Figure data in JSON
§

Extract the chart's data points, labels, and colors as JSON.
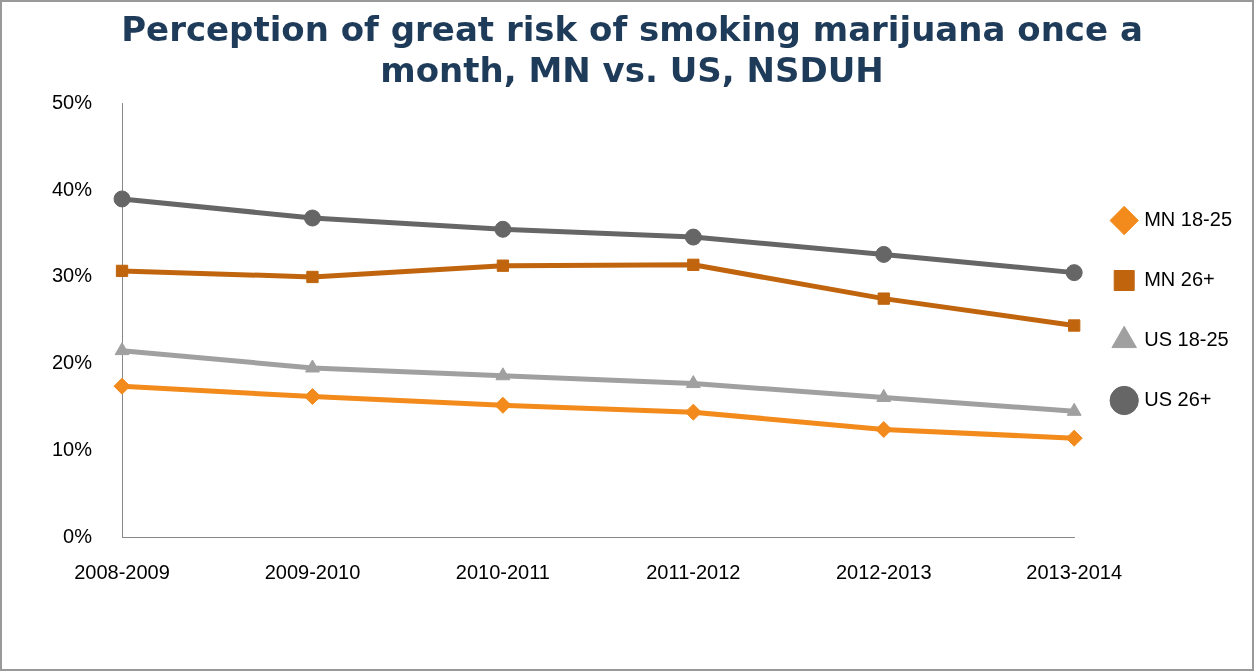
{
  "chart_data": {
    "type": "line",
    "title": "Perception of great risk of smoking marijuana once a month, MN vs. US, NSDUH",
    "categories": [
      "2008-2009",
      "2009-2010",
      "2010-2011",
      "2011-2012",
      "2012-2013",
      "2013-2014"
    ],
    "series": [
      {
        "name": "MN 18-25",
        "color": "#f28a1c",
        "marker": "diamond",
        "values": [
          17.4,
          16.2,
          15.2,
          14.4,
          12.4,
          11.4
        ]
      },
      {
        "name": "MN 26+",
        "color": "#c0650e",
        "marker": "square",
        "values": [
          30.7,
          30.0,
          31.3,
          31.4,
          27.5,
          24.4
        ]
      },
      {
        "name": "US 18-25",
        "color": "#a0a0a0",
        "marker": "triangle",
        "values": [
          21.5,
          19.5,
          18.6,
          17.7,
          16.1,
          14.5
        ]
      },
      {
        "name": "US 26+",
        "color": "#666666",
        "marker": "circle",
        "values": [
          39.0,
          36.8,
          35.5,
          34.6,
          32.6,
          30.5
        ]
      }
    ],
    "ylim": [
      0,
      50
    ],
    "yticks": [
      {
        "value": 0,
        "label": "0%"
      },
      {
        "value": 10,
        "label": "10%"
      },
      {
        "value": 20,
        "label": "20%"
      },
      {
        "value": 30,
        "label": "30%"
      },
      {
        "value": 40,
        "label": "40%"
      },
      {
        "value": 50,
        "label": "50%"
      }
    ],
    "grid": false,
    "legend": "right",
    "line_style": "solid"
  }
}
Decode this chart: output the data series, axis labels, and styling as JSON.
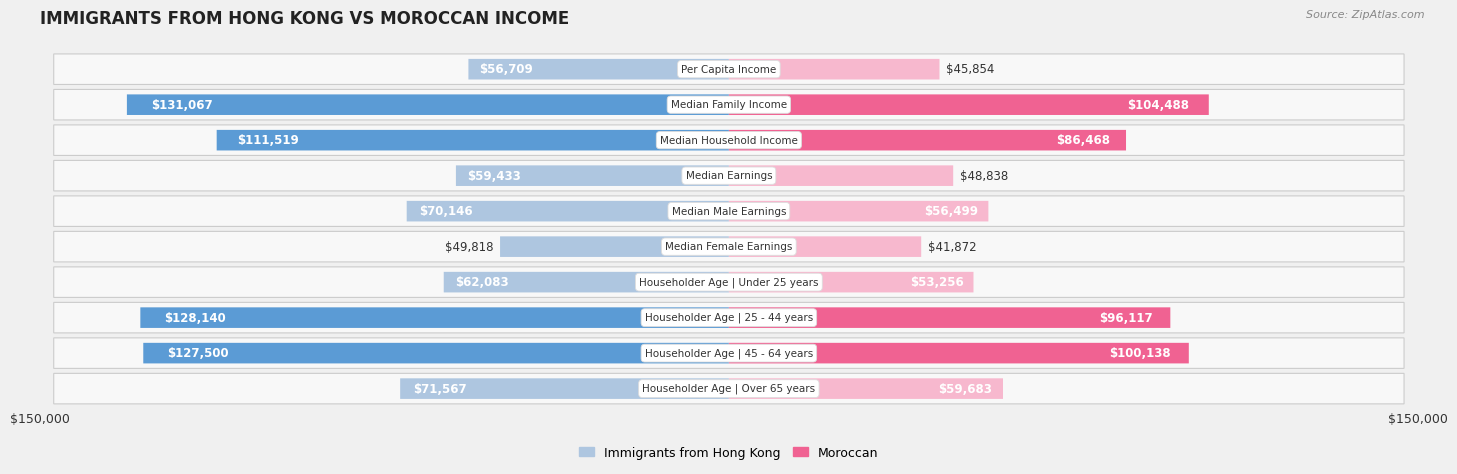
{
  "title": "IMMIGRANTS FROM HONG KONG VS MOROCCAN INCOME",
  "source": "Source: ZipAtlas.com",
  "categories": [
    "Per Capita Income",
    "Median Family Income",
    "Median Household Income",
    "Median Earnings",
    "Median Male Earnings",
    "Median Female Earnings",
    "Householder Age | Under 25 years",
    "Householder Age | 25 - 44 years",
    "Householder Age | 45 - 64 years",
    "Householder Age | Over 65 years"
  ],
  "hk_values": [
    56709,
    131067,
    111519,
    59433,
    70146,
    49818,
    62083,
    128140,
    127500,
    71567
  ],
  "moroccan_values": [
    45854,
    104488,
    86468,
    48838,
    56499,
    41872,
    53256,
    96117,
    100138,
    59683
  ],
  "hk_color_light": "#aec6e0",
  "hk_color_dark": "#5b9bd5",
  "moroccan_color_light": "#f7b8ce",
  "moroccan_color_dark": "#f06292",
  "hk_label": "Immigrants from Hong Kong",
  "moroccan_label": "Moroccan",
  "xlim": 150000,
  "x_tick_label_left": "$150,000",
  "x_tick_label_right": "$150,000",
  "background_color": "#f0f0f0",
  "row_color": "#f8f8f8",
  "bar_height": 0.58,
  "label_fontsize": 8.5,
  "title_fontsize": 12,
  "source_fontsize": 8,
  "category_fontsize": 7.5,
  "threshold_inside": 50000,
  "hk_dark_threshold": 100000,
  "moroccan_dark_threshold": 80000
}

§

WHAT IS EXPECTED: Pick out each line in the material containing "name".

ANSWER FOR THIS EXERCISE:
        "name": "MN 18-25",
        "name": "MN 26+",
        "name": "US 18-25",
        "name": "US 26+",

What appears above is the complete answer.